Stored records:
______

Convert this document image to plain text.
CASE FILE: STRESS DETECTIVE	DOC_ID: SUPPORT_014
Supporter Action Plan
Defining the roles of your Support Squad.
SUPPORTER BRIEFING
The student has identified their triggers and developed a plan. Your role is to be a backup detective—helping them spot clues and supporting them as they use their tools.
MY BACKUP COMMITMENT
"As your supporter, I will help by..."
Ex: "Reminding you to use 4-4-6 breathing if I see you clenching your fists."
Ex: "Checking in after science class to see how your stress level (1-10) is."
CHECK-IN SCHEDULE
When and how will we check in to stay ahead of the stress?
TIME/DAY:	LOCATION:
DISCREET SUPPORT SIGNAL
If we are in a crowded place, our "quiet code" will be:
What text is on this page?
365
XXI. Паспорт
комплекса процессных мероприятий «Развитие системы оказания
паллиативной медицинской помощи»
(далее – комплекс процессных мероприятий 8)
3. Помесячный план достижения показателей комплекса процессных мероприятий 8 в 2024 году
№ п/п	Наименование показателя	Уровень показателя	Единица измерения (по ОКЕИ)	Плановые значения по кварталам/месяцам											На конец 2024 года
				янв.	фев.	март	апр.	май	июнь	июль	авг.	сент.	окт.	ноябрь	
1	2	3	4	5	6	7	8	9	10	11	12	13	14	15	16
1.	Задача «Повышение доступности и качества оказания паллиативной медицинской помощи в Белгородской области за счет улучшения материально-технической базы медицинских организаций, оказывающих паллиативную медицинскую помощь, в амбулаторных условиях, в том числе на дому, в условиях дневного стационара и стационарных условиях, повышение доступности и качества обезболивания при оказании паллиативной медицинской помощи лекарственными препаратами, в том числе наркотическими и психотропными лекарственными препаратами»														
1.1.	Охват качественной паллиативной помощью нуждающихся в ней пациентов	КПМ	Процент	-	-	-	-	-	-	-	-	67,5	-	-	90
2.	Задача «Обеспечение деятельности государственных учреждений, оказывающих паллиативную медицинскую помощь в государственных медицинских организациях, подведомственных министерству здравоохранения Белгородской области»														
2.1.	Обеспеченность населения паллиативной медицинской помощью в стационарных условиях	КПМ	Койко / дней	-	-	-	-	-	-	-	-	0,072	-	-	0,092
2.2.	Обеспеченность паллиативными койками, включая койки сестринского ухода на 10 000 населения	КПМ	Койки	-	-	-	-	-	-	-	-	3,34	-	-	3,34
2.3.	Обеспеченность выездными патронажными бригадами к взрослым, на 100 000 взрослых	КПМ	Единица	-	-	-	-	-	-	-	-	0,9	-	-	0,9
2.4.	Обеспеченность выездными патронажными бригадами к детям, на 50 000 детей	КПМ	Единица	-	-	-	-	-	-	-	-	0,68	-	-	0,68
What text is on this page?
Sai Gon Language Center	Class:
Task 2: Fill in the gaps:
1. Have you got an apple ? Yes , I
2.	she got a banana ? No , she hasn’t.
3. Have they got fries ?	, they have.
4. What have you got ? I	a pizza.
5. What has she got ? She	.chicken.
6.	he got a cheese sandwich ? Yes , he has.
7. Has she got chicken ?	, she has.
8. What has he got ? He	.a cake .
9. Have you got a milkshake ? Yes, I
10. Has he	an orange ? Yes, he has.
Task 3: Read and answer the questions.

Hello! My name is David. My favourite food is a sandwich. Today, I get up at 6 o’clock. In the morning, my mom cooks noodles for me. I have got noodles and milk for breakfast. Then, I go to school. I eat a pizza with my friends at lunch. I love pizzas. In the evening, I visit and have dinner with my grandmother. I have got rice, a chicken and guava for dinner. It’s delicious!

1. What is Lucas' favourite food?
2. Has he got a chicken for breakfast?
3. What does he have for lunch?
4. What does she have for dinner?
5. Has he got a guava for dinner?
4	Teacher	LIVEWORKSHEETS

______

WHAT TO WORK ON: Copy out all of the data exactly, leaving nothing out.

CORRECT RESULT:
Convert this document image to plain text.
CASE FILE: STRESS DETECTIVE	DOC_ID: SUPPORT_014
Supporter Action Plan
Defining the roles of your Support Squad.
SUPPORTER BRIEFING
The student has identified their triggers and developed a plan. Your role is to be a backup detective—helping them spot clues and supporting them as they use their tools.
MY BACKUP COMMITMENT
"As your supporter, I will help by..."
Ex: "Reminding you to use 4-4-6 breathing if I see you clenching your fists."
Ex: "Checking in after science class to see how your stress level (1-10) is."
CHECK-IN SCHEDULE
When and how will we check in to stay ahead of the stress?
TIME/DAY:	LOCATION:
DISCREET SUPPORT SIGNAL
If we are in a crowded place, our "quiet code" will be:
What text is on this page?
365
XXI. Паспорт
комплекса процессных мероприятий «Развитие системы оказания
паллиативной медицинской помощи»
(далее – комплекс процессных мероприятий 8)
3. Помесячный план достижения показателей комплекса процессных мероприятий 8 в 2024 году
№ п/п	Наименование показателя	Уровень показателя	Единица измерения (по ОКЕИ)	Плановые значения по кварталам/месяцам											На конец 2024 года
				янв.	фев.	март	апр.	май	июнь	июль	авг.	сент.	окт.	ноябрь	
1	2	3	4	5	6	7	8	9	10	11	12	13	14	15	16
1.	Задача «Повышение доступности и качества оказания паллиативной медицинской помощи в Белгородской области за счет улучшения материально-технической базы медицинских организаций, оказывающих паллиативную медицинскую помощь, в амбулаторных условиях, в том числе на дому, в условиях дневного стационара и стационарных условиях, повышение доступности и качества обезболивания при оказании паллиативной медицинской помощи лекарственными препаратами, в том числе наркотическими и психотропными лекарственными препаратами»														
1.1.	Охват качественной паллиативной помощью нуждающихся в ней пациентов	КПМ	Процент	-	-	-	-	-	-	-	-	67,5	-	-	90
2.	Задача «Обеспечение деятельности государственных учреждений, оказывающих паллиативную медицинскую помощь в государственных медицинских организациях, подведомственных министерству здравоохранения Белгородской области»														
2.1.	Обеспеченность населения паллиативной медицинской помощью в стационарных условиях	КПМ	Койко / дней	-	-	-	-	-	-	-	-	0,072	-	-	0,092
2.2.	Обеспеченность паллиативными койками, включая койки сестринского ухода на 10 000 населения	КПМ	Койки	-	-	-	-	-	-	-	-	3,34	-	-	3,34
2.3.	Обеспеченность выездными патронажными бригадами к взрослым, на 100 000 взрослых	КПМ	Единица	-	-	-	-	-	-	-	-	0,9	-	-	0,9
2.4.	Обеспеченность выездными патронажными бригадами к детям, на 50 000 детей	КПМ	Единица	-	-	-	-	-	-	-	-	0,68	-	-	0,68
What text is on this page?
Sai Gon Language Center	Class:
Task 2: Fill in the gaps:
1. Have you got an apple ? Yes , I
2.	she got a banana ? No , she hasn’t.
3. Have they got fries ?	, they have.
4. What have you got ? I	a pizza.
5. What has she got ? She	.chicken.
6.	he got a cheese sandwich ? Yes , he has.
7. Has she got chicken ?	, she has.
8. What has he got ? He	.a cake .
9. Have you got a milkshake ? Yes, I
10. Has he	an orange ? Yes, he has.
Task 3: Read and answer the questions.

Hello! My name is David. My favourite food is a sandwich. Today, I get up at 6 o’clock. In the morning, my mom cooks noodles for me. I have got noodles and milk for breakfast. Then, I go to school. I eat a pizza with my friends at lunch. I love pizzas. In the evening, I visit and have dinner with my grandmother. I have got rice, a chicken and guava for dinner. It’s delicious!

1. What is Lucas' favourite food?
2. Has he got a chicken for breakfast?
3. What does he have for lunch?
4. What does she have for dinner?
5. Has he got a guava for dinner?
4	Teacher	LIVEWORKSHEETS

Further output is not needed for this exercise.